> **Set problem**: Go through each line of the records below and count those with the word "name". Give only the count.

-- START OF Record extracts --

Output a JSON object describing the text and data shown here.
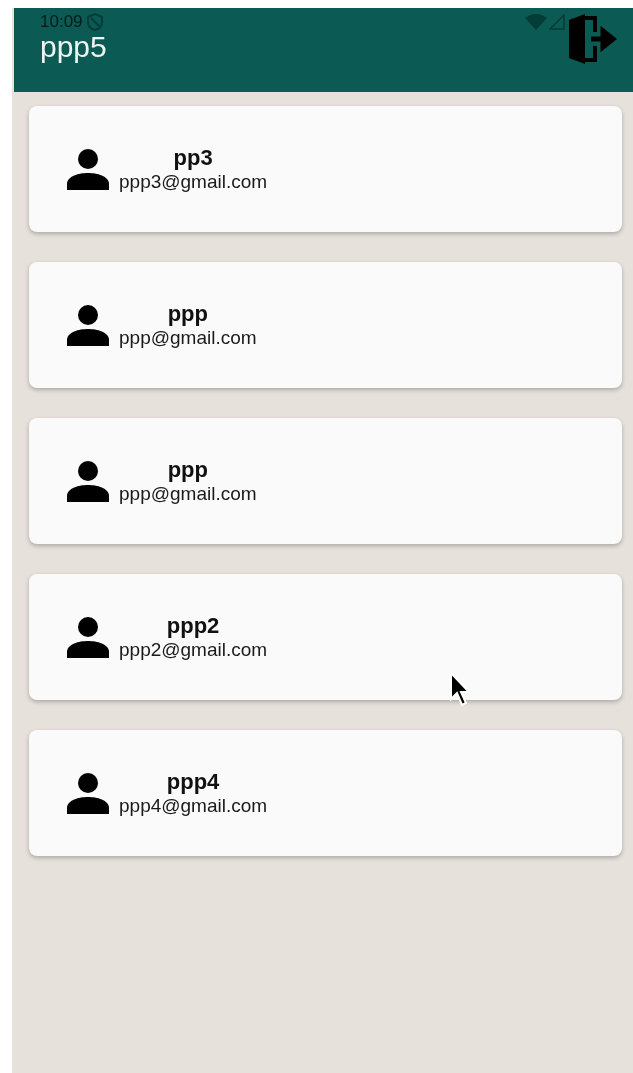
{
  "status_bar": {
    "time": "10:09"
  },
  "app_bar": {
    "title": "ppp5"
  },
  "users": [
    {
      "name": "pp3",
      "email": "ppp3@gmail.com"
    },
    {
      "name": "ppp",
      "email": "ppp@gmail.com"
    },
    {
      "name": "ppp",
      "email": "ppp@gmail.com"
    },
    {
      "name": "ppp2",
      "email": "ppp2@gmail.com"
    },
    {
      "name": "ppp4",
      "email": "ppp4@gmail.com"
    }
  ]
}
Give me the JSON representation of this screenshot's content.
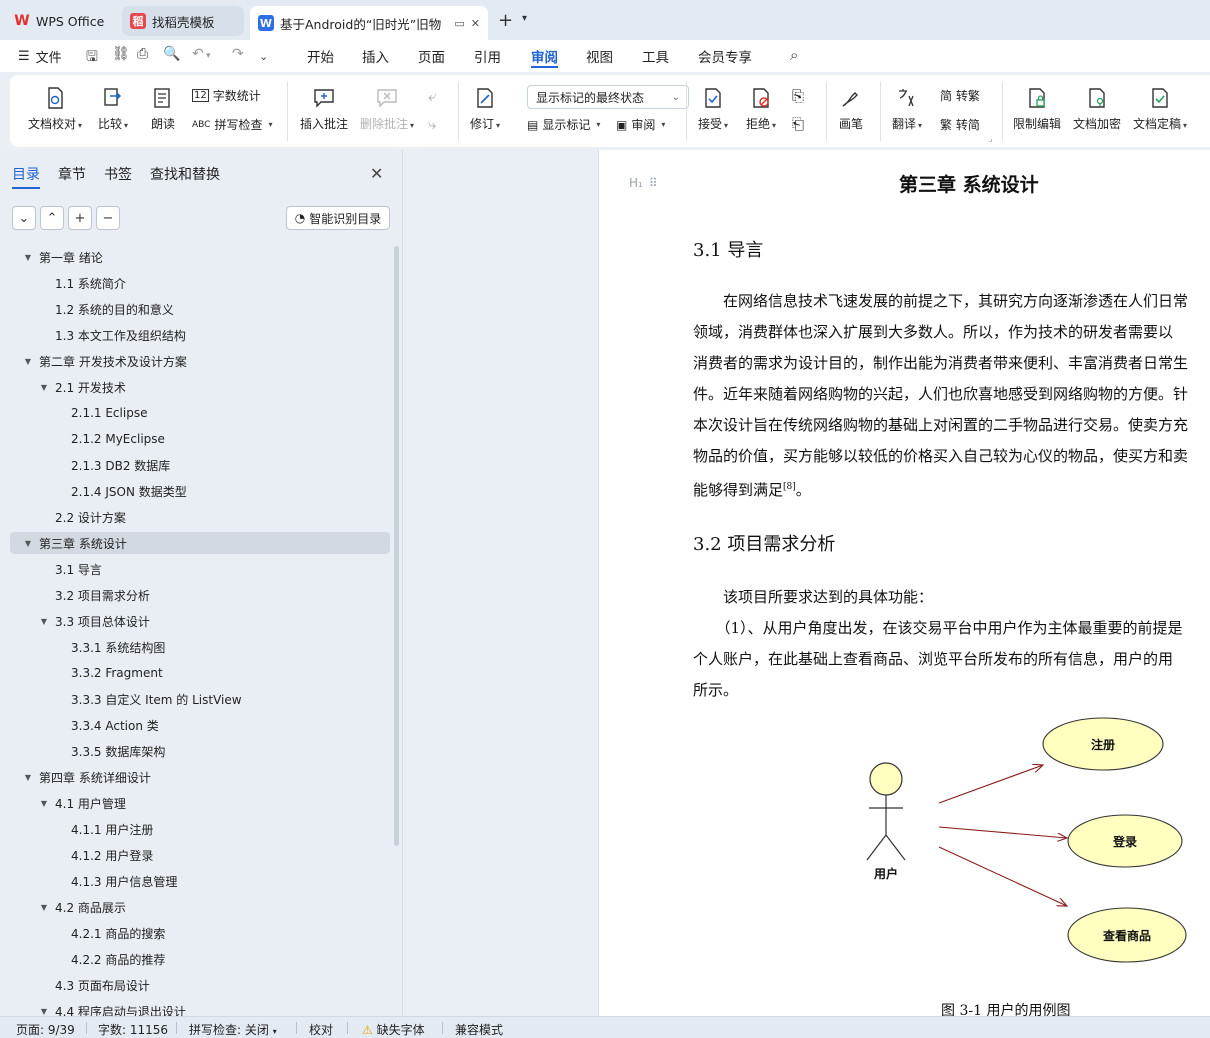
{
  "tabs": [
    {
      "label": "WPS Office",
      "icon": "wps-logo-icon"
    },
    {
      "label": "找稻壳模板",
      "icon": "docer-logo-icon"
    },
    {
      "label": "基于Android的“旧时光”旧物",
      "icon": "writer-logo-icon"
    }
  ],
  "menubar": {
    "file": "文件",
    "items": [
      "开始",
      "插入",
      "页面",
      "引用",
      "审阅",
      "视图",
      "工具",
      "会员专享"
    ],
    "active": "审阅"
  },
  "ribbon": {
    "doc_check": "文档校对",
    "compare": "比较",
    "read_aloud": "朗读",
    "word_count": "字数统计",
    "spell_check": "拼写检查",
    "insert_comment": "插入批注",
    "delete_comment": "删除批注",
    "track_changes": "修订",
    "markup_state": "显示标记的最终状态",
    "show_markup": "显示标记",
    "review_pane": "审阅",
    "accept": "接受",
    "reject": "拒绝",
    "pen": "画笔",
    "translate": "翻译",
    "to_traditional": "简 转繁",
    "to_simplified": "繁 转简",
    "restrict_edit": "限制编辑",
    "encrypt": "文档加密",
    "finalize": "文档定稿"
  },
  "nav": {
    "tabs": [
      "目录",
      "章节",
      "书签",
      "查找和替换"
    ],
    "active_tab": "目录",
    "smart_toc": "智能识别目录",
    "toc": [
      {
        "level": 0,
        "toggle": "▼",
        "text": "第一章   绪论"
      },
      {
        "level": 1,
        "toggle": "",
        "text": "1.1 系统简介"
      },
      {
        "level": 1,
        "toggle": "",
        "text": "1.2 系统的目的和意义"
      },
      {
        "level": 1,
        "toggle": "",
        "text": "1.3 本文工作及组织结构"
      },
      {
        "level": 0,
        "toggle": "▼",
        "text": "第二章  开发技术及设计方案"
      },
      {
        "level": 1,
        "toggle": "▼",
        "text": "2.1  开发技术"
      },
      {
        "level": 2,
        "toggle": "",
        "text": "2.1.1 Eclipse"
      },
      {
        "level": 2,
        "toggle": "",
        "text": "2.1.2 MyEclipse"
      },
      {
        "level": 2,
        "toggle": "",
        "text": "2.1.3 DB2 数据库"
      },
      {
        "level": 2,
        "toggle": "",
        "text": "2.1.4 JSON 数据类型"
      },
      {
        "level": 1,
        "toggle": "",
        "text": "2.2 设计方案"
      },
      {
        "level": 0,
        "toggle": "▼",
        "text": "第三章  系统设计",
        "selected": true
      },
      {
        "level": 1,
        "toggle": "",
        "text": "3.1 导言"
      },
      {
        "level": 1,
        "toggle": "",
        "text": "3.2 项目需求分析"
      },
      {
        "level": 1,
        "toggle": "▼",
        "text": "3.3 项目总体设计"
      },
      {
        "level": 2,
        "toggle": "",
        "text": "3.3.1 系统结构图"
      },
      {
        "level": 2,
        "toggle": "",
        "text": "3.3.2 Fragment"
      },
      {
        "level": 2,
        "toggle": "",
        "text": "3.3.3 自定义 Item 的 ListView"
      },
      {
        "level": 2,
        "toggle": "",
        "text": "3.3.4 Action 类"
      },
      {
        "level": 2,
        "toggle": "",
        "text": "3.3.5  数据库架构"
      },
      {
        "level": 0,
        "toggle": "▼",
        "text": "第四章  系统详细设计"
      },
      {
        "level": 1,
        "toggle": "▼",
        "text": "4.1  用户管理"
      },
      {
        "level": 2,
        "toggle": "",
        "text": "4.1.1 用户注册"
      },
      {
        "level": 2,
        "toggle": "",
        "text": "4.1.2 用户登录"
      },
      {
        "level": 2,
        "toggle": "",
        "text": "4.1.3  用户信息管理"
      },
      {
        "level": 1,
        "toggle": "▼",
        "text": "4.2  商品展示"
      },
      {
        "level": 2,
        "toggle": "",
        "text": "4.2.1 商品的搜索"
      },
      {
        "level": 2,
        "toggle": "",
        "text": "4.2.2 商品的推荐"
      },
      {
        "level": 1,
        "toggle": "",
        "text": "4.3  页面布局设计"
      },
      {
        "level": 1,
        "toggle": "▼",
        "text": "4.4  程序启动与退出设计"
      }
    ]
  },
  "document": {
    "chapter_title": "第三章  系统设计",
    "sec1_title": "3.1 导言",
    "sec1_lines": [
      "　　在网络信息技术飞速发展的前提之下，其研究方向逐渐渗透在人们日常",
      "领域，消费群体也深入扩展到大多数人。所以，作为技术的研发者需要以",
      "消费者的需求为设计目的，制作出能为消费者带来便利、丰富消费者日常生",
      "件。近年来随着网络购物的兴起，人们也欣喜地感受到网络购物的方便。针",
      "本次设计旨在传统网络购物的基础上对闲置的二手物品进行交易。使卖方充",
      "物品的价值，买方能够以较低的价格买入自己较为心仪的物品，使买方和卖",
      "能够得到满足"
    ],
    "sec1_citation": "[8]",
    "sec1_end": "。",
    "sec2_title": "3.2 项目需求分析",
    "sec2_lines": [
      "　　该项目所要求达到的具体功能：",
      "　　（1）、从用户角度出发，在该交易平台中用户作为主体最重要的前提是",
      "个人账户，在此基础上查看商品、浏览平台所发布的所有信息，用户的用",
      "所示。"
    ],
    "diagram": {
      "actor": "用户",
      "usecases": [
        "注册",
        "登录",
        "查看商品"
      ]
    },
    "caption": "图 3-1  用户的用例图"
  },
  "statusbar": {
    "page": "页面: 9/39",
    "words": "字数: 11156",
    "spell": "拼写检查: 关闭",
    "proof": "校对",
    "missing_font": "缺失字体",
    "compat": "兼容模式"
  },
  "colors": {
    "accent": "#2264d1",
    "usecase_fill": "#ffffc0",
    "arrow": "#8b1a1a"
  }
}
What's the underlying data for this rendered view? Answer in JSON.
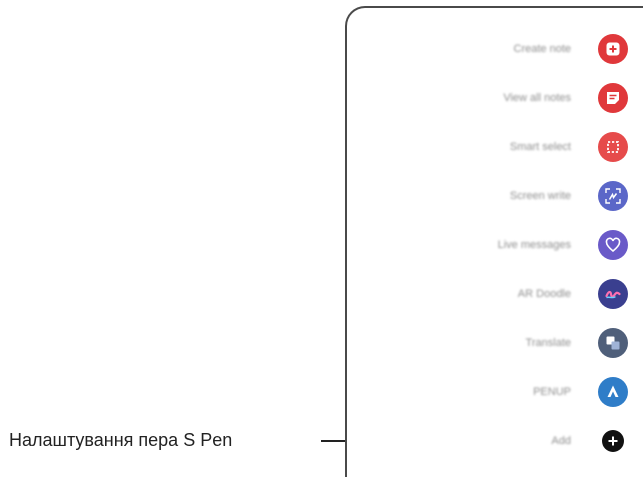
{
  "callout": {
    "label": "Налаштування пера S Pen"
  },
  "menu": {
    "items": [
      {
        "label": "Create note",
        "icon": "create-note-icon",
        "color": "#e0383b"
      },
      {
        "label": "View all notes",
        "icon": "view-notes-icon",
        "color": "#e0383b"
      },
      {
        "label": "Smart select",
        "icon": "smart-select-icon",
        "color": "#e64b4b"
      },
      {
        "label": "Screen write",
        "icon": "screen-write-icon",
        "color": "#5b67c8"
      },
      {
        "label": "Live messages",
        "icon": "live-messages-icon",
        "color": "#6a5ac8"
      },
      {
        "label": "AR Doodle",
        "icon": "ar-doodle-icon",
        "color": "#3a3f8f"
      },
      {
        "label": "Translate",
        "icon": "translate-icon",
        "color": "#4f5f7a"
      },
      {
        "label": "PENUP",
        "icon": "penup-icon",
        "color": "#2f7dc8"
      },
      {
        "label": "Add",
        "icon": "add-icon",
        "color": "#111111"
      }
    ]
  }
}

-- END OF Record extracts --

> **Answer to the problem**: 5